- [SOURCE PASSAGE]
■ ■ ■ ■ ■

CEPIC is the voice of the visual content industry, and collects individuals from agencies, rights-holders, content creators and more, to foster collaboration and knowledge sharing. CEPIC 2026 was held in Valencia with a three-day program packed with talks, mingling, panels and discussions.

Our CEO, Jeppe, attended CEPIC 2026 last week and gave the final keynote of the conference; Protecting Real Content Online, to offer an innovative approach to handling the rise of generative AI and its effects on the industry.

Since not everyone got to be there, we're bringing the talk to you! We have recorded a condensed version of the talk, which you can see above. You can also find the transcript below!

Transcript

Hello everyone, I'm Jeppe and this is a condensed version of my keynote from CEPIC this year. I'm going to start us off with a short video first.
This is one of the few commercials that I remember twenty years later, and it's by Sony, a piece called heartbeats, where they did actually drop a two hundred and fifty thousand rubber balls down a street of San Francisco. And of course, what I wanted to highlight with this video is the doubt problem that we have today. If anyone made this work today, we would probably all doubt whether it was real or whether it was simply AI. And this brings us to the title of the talk Protecting Real Content Online, making real content, provably real and provably yours.
Now we have a lot of examples of visual content where fakes have participated in next to real. So Boris here won the Sony World Photography Award in two thousand and twenty three for this photo, which isn't a real photo. As far as I understand he actually noted this in his submission, and I think maybe even pulled out of the competition because he did it to prove that it could be done. This is an interesting work. The Book of Veils, which as far as I understand, is a misinformation book on misinformation. So it is about misinformation, but it itself is also misinformation. So every photo in the book is fake. We have a famous lawsuit between Getty Images and Stability AI, where Getty Images claims a Stability AI trained on their data without being allowed to. And as far as I understand, in the UK version, Stability AI largely got away with it. So they were allowed to train on this content to train the competition for Getty Images themselves. And this is a fairly recent example, a more newsworthy example, with a fake photo of a so-called F-15 rescue in Iran shared by governors and TV professionals, which isn't a real photograph.

■ ■ ■ ■ ■

[Stored entries]
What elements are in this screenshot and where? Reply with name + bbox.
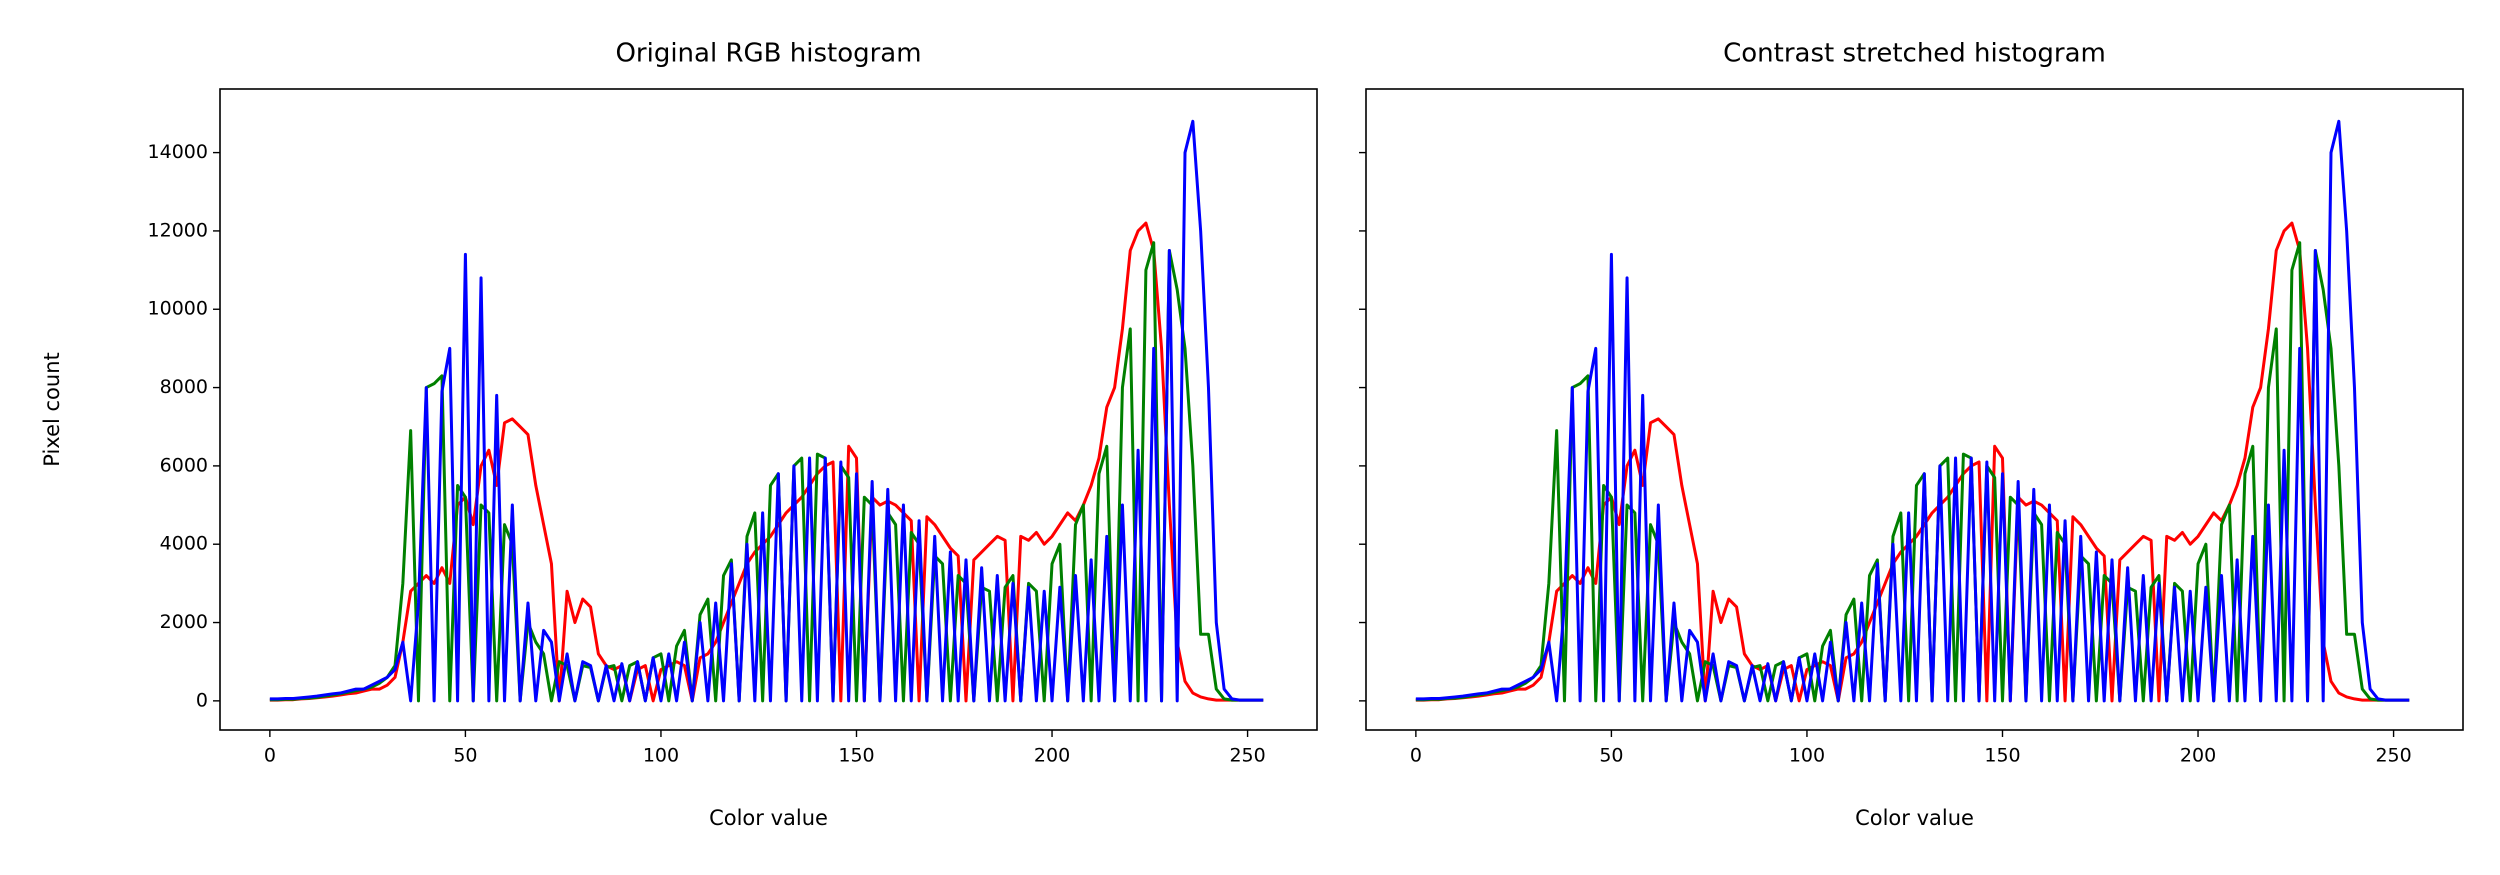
x-tick-label: 250 (2375, 745, 2411, 767)
subplot: 0 50 100 150 200 250 0 2000 4000 6000 8000 10000 120… (40, 39, 1318, 830)
y-tick-label: 10000 (148, 298, 208, 320)
chart-title: Original RGB histogram (615, 39, 921, 69)
y-axis-label: Pixel count (40, 352, 64, 467)
x-tick-label: 100 (643, 745, 679, 767)
series-line (1415, 221, 2410, 703)
plot-area (269, 119, 1264, 703)
y-tick-label: 14000 (148, 141, 208, 163)
y-tick-label: 4000 (160, 533, 208, 555)
series-line (269, 221, 1264, 703)
x-tick-label: 0 (1410, 745, 1422, 767)
x-tick-label: 150 (1984, 745, 2020, 767)
x-tick-label: 150 (838, 745, 874, 767)
axes-frame (219, 88, 1318, 731)
x-axis-label: Color value (1855, 806, 1974, 830)
x-tick-label: 0 (264, 745, 276, 767)
x-tick-label: 200 (1034, 745, 1070, 767)
x-tick-label: 100 (1789, 745, 1825, 767)
x-tick-label: 50 (453, 745, 477, 767)
y-tick-label: 2000 (160, 611, 208, 633)
y-tick-label: 8000 (160, 376, 208, 398)
x-tick-label: 250 (1229, 745, 1265, 767)
y-tick-label: 12000 (148, 219, 208, 241)
y-tick-label: 0 (196, 689, 208, 711)
y-tick-label: 6000 (160, 454, 208, 476)
x-tick-label: 200 (2180, 745, 2216, 767)
chart-title: Contrast stretched histogram (1723, 39, 2106, 69)
axes-frame (1365, 88, 2464, 731)
plot-area (1415, 119, 2410, 703)
x-tick-label: 50 (1599, 745, 1623, 767)
series-line (1415, 119, 2410, 703)
series-line (269, 119, 1264, 703)
subplot: 0 50 100 150 200 250 Contrast stretched histog… (1359, 39, 2464, 830)
x-axis-label: Color value (709, 806, 828, 830)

■ ■ ■ ■ ■

- [SHORT EXERCISE 1] Retype the rows from the row containing "x-tick-label: 250 (2375, 745, 2411, 767)" through the row containing "x-tick-label: 100 (643, 745, 679, 767)", with both of those rows included.
- [SHORT EXERCISE 2] Write what comes next in the CEPIC keynote transcript, starting after its last sentence.

- [FINAL ANSWER 1]
x-tick-label: 250 (2375, 745, 2411, 767)
subplot: 0 50 100 150 200 250 0 2000 4000 6000 8000 10000 120… (40, 39, 1318, 830)
y-tick-label: 10000 (148, 298, 208, 320)
chart-title: Original RGB histogram (615, 39, 921, 69)
y-axis-label: Pixel count (40, 352, 64, 467)
x-tick-label: 100 (643, 745, 679, 767)

- [FINAL ANSWER 2]
So basically, generative AI can be used maliciously. AI's can fake anything, and it's difficult for humans to tell the difference between real and fake. In the example here, I think it's from insurance, where we can have the discussion of whether a car crash did or did not in fact, take place. So visual content has the issue that if it's real, it has difficulty with standing out. It's going to be mixed with all the fakes in a sea of sameness created by generative AI. We have a lack of trust, which of course is super important for the news companies. Anyone can claim anything with evidence, and that fake evidence is becoming very, very real looking and everything is copied and trained on my social media data or your professional data, all trained for the competition. So we need a way to handle the rise of generative AI in the space of visual content.
Now, the first approach that we often use is detection. We ask, can we just detect the AI content and then either remove it or warn about it? But deepfake detection is a little bit like asking your friend, is this real? But that friend has to keep up with the fastest growing and best invested technology, perhaps in history, which is very, very difficult to do, because it's retrospective. You receive data in, and then you try to handle it as good as you can. It's always a step behind. Any time these big generative AI players update their weights or new research comes out in AI. The detection companies will struggle to keep up. It's also low budget, so it's not a problem for a criminal to spend twenty dollars on a deepfake. But we can't spend twenty dollars on analyzing every video we receive. So it's a really unbalanced game. And finally, we have the problem of undetectable AI, which we now discuss in research. What if we can create images or videos that have no flaws in them, no indication of AI? Well, in that in that case, detection is permanently game over and it doesn't matter what we do. So detection is pretty much out.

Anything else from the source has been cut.